▶ [REQUIRED TASK]:
Extract every line of the material that holds the string "JSON".

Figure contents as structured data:

========================================================================

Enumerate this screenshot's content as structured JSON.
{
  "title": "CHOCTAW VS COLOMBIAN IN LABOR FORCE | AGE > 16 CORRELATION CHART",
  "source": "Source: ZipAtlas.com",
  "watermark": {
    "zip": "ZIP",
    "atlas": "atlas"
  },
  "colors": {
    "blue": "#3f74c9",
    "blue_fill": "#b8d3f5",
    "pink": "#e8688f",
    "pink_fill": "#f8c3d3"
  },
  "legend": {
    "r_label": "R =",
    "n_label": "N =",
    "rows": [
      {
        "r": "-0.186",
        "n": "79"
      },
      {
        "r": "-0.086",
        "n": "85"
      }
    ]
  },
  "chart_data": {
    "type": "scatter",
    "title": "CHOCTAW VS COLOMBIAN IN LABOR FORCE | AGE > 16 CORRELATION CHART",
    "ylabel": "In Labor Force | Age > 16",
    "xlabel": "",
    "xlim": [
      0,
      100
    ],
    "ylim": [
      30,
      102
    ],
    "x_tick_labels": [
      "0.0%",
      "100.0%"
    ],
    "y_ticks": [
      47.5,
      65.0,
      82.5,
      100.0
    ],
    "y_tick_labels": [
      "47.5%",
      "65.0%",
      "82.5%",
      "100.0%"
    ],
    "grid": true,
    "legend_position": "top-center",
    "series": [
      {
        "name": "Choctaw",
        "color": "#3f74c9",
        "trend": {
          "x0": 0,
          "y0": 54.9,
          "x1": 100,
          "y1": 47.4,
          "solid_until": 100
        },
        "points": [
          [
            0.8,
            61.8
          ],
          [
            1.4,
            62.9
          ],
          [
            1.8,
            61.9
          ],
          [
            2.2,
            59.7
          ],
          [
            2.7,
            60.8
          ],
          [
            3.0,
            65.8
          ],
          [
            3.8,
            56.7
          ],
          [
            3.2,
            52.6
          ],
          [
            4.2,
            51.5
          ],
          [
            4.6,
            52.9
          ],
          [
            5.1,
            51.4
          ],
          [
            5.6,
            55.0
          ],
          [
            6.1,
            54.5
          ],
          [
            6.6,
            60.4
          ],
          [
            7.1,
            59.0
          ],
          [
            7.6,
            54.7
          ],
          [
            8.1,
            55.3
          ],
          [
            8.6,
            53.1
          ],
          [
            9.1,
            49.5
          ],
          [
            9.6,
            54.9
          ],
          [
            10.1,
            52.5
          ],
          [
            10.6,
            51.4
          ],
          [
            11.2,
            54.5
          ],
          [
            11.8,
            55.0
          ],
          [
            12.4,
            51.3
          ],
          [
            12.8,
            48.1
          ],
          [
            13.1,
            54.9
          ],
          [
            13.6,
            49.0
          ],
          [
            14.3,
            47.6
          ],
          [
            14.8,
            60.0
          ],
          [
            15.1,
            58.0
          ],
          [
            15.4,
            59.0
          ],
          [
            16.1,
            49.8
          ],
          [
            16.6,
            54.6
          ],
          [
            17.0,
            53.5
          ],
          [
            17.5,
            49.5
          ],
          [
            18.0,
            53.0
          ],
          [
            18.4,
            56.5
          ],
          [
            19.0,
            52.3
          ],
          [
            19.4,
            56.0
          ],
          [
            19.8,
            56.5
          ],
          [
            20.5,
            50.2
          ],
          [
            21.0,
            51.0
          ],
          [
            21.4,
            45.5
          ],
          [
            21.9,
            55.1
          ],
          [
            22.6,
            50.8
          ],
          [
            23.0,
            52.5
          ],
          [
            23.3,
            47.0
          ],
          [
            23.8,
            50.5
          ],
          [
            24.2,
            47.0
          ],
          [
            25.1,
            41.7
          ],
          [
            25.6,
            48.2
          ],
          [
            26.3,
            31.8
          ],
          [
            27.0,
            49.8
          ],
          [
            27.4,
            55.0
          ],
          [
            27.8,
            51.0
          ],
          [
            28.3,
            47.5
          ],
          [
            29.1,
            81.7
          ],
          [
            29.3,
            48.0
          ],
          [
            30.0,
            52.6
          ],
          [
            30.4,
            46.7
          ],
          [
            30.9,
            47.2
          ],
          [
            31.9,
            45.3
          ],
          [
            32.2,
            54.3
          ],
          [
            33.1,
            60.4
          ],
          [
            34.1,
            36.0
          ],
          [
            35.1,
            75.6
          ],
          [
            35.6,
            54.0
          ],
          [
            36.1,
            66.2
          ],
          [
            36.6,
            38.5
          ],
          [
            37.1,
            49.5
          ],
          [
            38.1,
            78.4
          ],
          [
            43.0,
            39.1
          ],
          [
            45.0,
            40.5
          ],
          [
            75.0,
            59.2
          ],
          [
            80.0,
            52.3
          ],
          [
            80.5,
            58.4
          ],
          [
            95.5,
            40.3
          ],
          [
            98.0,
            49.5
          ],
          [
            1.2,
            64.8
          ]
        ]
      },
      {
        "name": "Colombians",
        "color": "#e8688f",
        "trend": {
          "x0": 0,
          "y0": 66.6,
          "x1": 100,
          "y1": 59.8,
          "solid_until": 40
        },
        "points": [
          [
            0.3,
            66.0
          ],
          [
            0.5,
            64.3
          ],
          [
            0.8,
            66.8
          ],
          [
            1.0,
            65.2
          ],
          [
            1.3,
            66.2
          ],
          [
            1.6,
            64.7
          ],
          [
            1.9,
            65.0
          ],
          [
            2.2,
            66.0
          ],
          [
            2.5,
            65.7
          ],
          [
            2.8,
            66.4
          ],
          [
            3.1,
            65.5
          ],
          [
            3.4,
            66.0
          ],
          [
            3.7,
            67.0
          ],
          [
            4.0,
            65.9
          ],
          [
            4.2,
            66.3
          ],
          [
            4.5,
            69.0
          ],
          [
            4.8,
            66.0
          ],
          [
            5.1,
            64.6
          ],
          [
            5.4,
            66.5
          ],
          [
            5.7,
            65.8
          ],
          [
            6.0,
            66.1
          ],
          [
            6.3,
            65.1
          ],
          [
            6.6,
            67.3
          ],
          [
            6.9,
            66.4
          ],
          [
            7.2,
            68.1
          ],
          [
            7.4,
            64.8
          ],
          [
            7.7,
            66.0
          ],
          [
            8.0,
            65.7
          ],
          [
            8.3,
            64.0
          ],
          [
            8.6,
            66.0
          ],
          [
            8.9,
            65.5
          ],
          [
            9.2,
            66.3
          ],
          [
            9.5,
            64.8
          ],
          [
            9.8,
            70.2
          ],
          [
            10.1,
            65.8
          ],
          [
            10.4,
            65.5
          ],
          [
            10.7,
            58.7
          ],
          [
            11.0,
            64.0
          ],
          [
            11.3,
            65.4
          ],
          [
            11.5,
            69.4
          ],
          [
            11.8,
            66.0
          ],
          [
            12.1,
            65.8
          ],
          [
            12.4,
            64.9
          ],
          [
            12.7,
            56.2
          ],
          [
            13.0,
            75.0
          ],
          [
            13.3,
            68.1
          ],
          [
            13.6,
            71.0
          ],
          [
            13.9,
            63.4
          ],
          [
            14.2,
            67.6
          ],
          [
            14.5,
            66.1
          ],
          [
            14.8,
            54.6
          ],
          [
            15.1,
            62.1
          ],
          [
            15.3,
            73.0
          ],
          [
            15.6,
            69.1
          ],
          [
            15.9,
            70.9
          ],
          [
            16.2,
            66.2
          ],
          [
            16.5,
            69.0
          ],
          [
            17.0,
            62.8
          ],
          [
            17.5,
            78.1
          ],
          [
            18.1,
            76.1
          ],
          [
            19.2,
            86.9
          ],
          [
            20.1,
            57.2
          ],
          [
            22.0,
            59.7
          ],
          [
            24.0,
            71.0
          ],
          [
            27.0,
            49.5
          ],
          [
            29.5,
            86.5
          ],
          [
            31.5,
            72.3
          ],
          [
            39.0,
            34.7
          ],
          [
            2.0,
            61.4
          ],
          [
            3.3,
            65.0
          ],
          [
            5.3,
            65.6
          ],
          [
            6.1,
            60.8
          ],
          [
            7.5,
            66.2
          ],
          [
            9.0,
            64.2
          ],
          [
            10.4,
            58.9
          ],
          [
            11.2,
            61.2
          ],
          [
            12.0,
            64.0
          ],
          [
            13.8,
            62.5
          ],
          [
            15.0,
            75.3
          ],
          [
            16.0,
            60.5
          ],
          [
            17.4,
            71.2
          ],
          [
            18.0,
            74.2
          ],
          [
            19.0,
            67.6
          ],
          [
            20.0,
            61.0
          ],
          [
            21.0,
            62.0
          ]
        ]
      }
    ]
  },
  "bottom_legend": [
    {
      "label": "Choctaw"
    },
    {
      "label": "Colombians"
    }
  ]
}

========================================================================

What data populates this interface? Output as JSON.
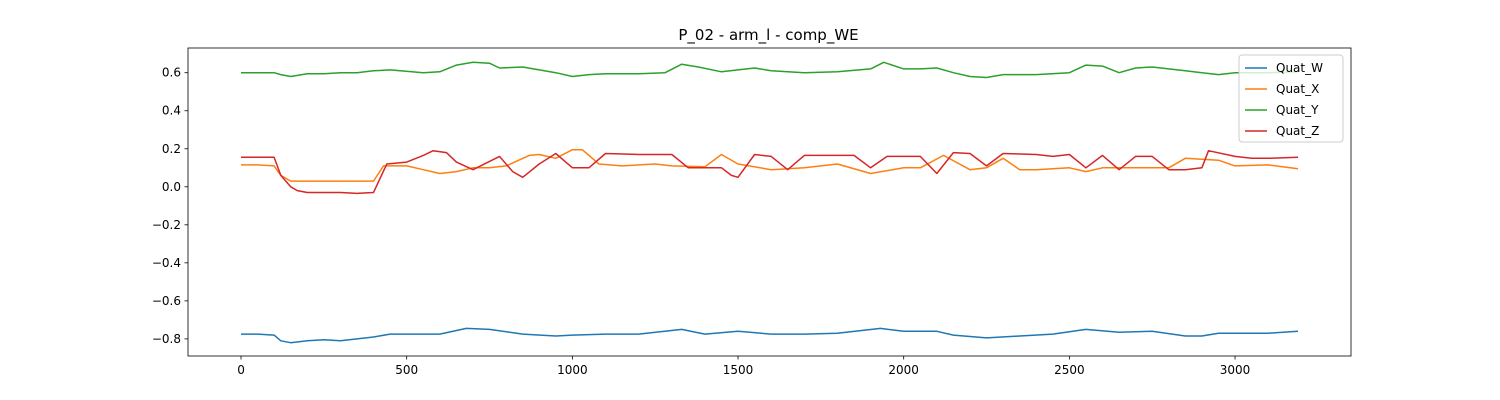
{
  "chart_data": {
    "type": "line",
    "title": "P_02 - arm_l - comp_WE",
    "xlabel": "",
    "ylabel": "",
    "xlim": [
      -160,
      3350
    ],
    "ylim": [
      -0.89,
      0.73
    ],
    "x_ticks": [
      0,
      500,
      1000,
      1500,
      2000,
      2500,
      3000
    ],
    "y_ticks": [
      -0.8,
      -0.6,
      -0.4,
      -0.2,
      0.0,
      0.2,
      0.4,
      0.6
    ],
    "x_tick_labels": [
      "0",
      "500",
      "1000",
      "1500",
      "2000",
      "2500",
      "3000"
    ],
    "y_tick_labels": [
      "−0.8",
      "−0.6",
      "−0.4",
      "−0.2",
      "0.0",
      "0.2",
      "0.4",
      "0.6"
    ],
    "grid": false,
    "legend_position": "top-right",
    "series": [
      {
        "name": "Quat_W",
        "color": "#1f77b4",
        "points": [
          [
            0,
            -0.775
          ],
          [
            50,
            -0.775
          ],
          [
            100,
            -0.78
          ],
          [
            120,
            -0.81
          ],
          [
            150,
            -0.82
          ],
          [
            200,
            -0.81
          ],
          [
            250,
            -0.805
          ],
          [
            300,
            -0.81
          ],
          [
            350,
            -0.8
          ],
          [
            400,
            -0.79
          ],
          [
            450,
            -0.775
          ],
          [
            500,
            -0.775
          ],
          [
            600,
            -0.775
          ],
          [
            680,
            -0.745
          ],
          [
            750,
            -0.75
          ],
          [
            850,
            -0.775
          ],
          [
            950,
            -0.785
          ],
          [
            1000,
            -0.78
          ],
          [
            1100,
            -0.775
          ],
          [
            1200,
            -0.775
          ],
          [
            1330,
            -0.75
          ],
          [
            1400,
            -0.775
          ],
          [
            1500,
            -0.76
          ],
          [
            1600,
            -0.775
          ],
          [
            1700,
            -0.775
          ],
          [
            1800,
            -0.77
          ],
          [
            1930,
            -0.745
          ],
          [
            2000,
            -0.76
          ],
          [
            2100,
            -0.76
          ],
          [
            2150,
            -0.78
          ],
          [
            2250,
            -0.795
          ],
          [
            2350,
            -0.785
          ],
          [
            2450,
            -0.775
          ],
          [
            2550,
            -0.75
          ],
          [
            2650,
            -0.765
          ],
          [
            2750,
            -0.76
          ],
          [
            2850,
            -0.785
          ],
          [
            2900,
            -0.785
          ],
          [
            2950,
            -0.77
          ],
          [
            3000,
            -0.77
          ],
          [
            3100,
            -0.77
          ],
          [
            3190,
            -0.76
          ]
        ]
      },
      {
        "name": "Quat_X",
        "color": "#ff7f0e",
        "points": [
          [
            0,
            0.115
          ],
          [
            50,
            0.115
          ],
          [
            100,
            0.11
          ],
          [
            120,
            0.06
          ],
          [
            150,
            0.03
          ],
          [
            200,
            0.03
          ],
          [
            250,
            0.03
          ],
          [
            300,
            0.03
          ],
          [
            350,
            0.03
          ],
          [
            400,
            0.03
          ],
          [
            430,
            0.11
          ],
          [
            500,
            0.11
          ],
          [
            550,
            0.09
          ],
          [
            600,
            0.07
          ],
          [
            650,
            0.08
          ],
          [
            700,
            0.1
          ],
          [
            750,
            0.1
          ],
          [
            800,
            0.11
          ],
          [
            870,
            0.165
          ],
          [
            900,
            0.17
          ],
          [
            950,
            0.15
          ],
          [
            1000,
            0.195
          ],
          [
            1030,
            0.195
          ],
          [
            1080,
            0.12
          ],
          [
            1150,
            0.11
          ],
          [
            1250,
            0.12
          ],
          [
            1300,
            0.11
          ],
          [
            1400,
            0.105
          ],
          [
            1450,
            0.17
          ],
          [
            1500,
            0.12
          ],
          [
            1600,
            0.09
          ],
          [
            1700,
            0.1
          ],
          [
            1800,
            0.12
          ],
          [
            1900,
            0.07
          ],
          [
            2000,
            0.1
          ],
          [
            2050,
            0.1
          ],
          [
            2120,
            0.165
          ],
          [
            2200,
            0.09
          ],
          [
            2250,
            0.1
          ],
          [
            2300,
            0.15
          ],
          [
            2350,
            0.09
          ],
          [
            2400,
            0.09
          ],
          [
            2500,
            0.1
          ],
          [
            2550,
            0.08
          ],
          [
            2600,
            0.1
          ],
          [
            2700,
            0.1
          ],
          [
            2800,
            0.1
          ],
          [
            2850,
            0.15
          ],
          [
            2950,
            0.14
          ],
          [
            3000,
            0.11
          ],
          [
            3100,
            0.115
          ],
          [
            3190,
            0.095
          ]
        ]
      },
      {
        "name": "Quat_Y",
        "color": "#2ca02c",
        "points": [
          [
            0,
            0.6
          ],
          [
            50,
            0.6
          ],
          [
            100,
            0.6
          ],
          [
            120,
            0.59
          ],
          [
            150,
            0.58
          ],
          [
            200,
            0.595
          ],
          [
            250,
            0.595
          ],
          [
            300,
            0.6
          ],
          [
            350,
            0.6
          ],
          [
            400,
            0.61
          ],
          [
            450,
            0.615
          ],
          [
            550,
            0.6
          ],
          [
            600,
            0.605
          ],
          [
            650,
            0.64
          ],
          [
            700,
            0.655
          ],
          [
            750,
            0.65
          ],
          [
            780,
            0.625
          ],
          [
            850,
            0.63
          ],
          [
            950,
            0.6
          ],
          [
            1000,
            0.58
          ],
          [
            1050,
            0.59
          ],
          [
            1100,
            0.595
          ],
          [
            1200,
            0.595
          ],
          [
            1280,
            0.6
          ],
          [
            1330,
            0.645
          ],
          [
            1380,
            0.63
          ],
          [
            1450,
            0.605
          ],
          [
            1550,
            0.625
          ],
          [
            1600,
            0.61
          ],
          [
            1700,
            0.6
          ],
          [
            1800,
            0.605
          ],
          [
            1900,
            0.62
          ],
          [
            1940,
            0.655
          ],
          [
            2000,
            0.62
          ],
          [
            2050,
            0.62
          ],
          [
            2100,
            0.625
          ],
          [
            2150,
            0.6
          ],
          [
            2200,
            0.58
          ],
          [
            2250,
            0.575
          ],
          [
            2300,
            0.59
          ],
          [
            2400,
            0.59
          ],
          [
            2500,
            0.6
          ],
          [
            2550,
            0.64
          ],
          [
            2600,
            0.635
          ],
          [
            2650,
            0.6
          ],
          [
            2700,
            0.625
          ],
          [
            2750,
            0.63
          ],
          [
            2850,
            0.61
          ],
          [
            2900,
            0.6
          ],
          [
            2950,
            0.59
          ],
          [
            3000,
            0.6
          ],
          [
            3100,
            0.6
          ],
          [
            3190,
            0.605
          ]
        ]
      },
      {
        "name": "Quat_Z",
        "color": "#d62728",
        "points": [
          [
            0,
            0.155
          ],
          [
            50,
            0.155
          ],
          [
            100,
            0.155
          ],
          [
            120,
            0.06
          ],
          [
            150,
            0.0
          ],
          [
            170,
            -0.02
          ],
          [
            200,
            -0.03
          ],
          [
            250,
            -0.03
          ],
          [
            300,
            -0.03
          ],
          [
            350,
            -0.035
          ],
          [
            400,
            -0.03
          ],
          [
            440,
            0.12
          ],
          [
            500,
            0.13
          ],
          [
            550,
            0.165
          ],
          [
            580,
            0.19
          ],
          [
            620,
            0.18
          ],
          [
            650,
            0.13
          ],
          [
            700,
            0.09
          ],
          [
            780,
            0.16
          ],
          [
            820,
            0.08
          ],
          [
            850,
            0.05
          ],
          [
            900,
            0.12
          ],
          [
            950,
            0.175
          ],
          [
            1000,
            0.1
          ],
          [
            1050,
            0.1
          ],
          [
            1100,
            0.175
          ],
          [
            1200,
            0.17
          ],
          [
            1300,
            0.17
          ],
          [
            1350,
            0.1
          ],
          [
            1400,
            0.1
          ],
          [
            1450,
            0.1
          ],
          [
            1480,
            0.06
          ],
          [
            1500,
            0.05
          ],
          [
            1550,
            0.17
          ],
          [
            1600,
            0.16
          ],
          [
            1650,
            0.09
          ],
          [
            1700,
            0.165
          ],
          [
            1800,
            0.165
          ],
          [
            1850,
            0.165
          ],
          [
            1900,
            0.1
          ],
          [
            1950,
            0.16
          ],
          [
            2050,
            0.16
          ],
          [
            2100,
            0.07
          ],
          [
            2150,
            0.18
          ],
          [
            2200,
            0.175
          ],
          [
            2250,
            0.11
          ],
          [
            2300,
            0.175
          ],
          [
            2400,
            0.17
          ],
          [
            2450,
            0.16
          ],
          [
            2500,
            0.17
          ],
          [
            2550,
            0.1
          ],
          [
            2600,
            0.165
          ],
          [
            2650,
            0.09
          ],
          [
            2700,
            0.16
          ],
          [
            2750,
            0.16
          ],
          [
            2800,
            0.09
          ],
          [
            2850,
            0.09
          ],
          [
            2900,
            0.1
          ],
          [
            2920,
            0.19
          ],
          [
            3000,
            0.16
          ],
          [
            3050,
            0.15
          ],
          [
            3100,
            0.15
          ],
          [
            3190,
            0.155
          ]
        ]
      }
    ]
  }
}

========================================================================

▶ [RESULT OF THE EXERCISE]:
Enumerate this screenshot's content as structured JSON.
What data populates this interface? Output as JSON.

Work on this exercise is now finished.